» **Exercise goal**
Lines containing the word "time" should be extracted in full.

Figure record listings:
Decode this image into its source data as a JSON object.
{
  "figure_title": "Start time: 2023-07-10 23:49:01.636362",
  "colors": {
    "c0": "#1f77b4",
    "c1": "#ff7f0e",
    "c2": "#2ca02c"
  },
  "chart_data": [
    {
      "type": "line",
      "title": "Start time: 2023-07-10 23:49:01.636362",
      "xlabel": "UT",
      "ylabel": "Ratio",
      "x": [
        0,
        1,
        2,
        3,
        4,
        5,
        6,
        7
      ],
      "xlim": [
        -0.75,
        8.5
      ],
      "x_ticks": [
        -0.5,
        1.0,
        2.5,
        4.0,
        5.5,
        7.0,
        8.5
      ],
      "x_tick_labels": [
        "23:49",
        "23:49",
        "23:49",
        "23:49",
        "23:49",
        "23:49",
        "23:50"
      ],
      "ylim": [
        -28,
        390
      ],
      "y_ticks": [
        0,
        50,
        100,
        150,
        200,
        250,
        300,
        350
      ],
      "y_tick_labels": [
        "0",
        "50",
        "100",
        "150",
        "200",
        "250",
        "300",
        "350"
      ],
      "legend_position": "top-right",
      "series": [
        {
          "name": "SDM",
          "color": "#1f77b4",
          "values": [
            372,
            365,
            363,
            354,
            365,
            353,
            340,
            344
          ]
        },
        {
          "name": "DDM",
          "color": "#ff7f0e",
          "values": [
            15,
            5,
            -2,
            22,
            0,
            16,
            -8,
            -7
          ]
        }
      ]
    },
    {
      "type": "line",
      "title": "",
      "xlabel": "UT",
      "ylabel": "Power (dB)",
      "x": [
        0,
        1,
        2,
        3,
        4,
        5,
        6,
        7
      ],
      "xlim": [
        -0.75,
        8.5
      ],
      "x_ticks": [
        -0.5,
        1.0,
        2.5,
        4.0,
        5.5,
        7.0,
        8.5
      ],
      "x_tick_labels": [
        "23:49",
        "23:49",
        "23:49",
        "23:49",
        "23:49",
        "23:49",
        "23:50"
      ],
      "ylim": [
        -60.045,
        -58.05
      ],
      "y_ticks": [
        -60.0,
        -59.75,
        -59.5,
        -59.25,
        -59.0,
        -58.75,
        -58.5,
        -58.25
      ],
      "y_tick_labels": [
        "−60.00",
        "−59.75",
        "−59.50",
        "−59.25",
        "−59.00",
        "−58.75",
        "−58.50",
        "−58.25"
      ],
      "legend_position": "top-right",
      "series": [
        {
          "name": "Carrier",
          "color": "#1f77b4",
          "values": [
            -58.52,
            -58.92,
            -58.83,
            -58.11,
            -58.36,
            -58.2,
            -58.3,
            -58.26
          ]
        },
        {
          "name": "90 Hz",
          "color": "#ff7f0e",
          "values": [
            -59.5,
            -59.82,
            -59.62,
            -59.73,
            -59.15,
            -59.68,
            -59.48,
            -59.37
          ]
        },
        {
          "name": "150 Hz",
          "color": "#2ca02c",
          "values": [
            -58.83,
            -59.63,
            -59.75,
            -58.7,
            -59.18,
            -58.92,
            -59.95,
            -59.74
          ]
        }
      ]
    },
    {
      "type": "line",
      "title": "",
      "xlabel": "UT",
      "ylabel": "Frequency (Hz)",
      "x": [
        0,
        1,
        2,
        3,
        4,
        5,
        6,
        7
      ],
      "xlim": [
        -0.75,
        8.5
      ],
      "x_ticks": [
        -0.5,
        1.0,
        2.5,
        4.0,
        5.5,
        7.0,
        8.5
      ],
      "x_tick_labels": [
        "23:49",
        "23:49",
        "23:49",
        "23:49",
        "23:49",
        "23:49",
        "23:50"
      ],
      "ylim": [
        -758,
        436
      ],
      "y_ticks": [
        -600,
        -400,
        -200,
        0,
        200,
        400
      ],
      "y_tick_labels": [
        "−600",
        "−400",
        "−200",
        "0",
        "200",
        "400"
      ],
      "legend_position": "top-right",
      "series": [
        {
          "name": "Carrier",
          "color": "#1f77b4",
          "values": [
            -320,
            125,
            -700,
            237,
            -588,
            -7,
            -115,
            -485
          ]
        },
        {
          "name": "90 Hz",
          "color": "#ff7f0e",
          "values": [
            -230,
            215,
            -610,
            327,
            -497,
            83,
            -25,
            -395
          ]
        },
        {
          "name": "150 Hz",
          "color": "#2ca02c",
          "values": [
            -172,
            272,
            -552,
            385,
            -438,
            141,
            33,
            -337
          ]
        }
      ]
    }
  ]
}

» **Reply**
  "figure_title": "Start time: 2023-07-10 23:49:01.636362",
      "title": "Start time: 2023-07-10 23:49:01.636362",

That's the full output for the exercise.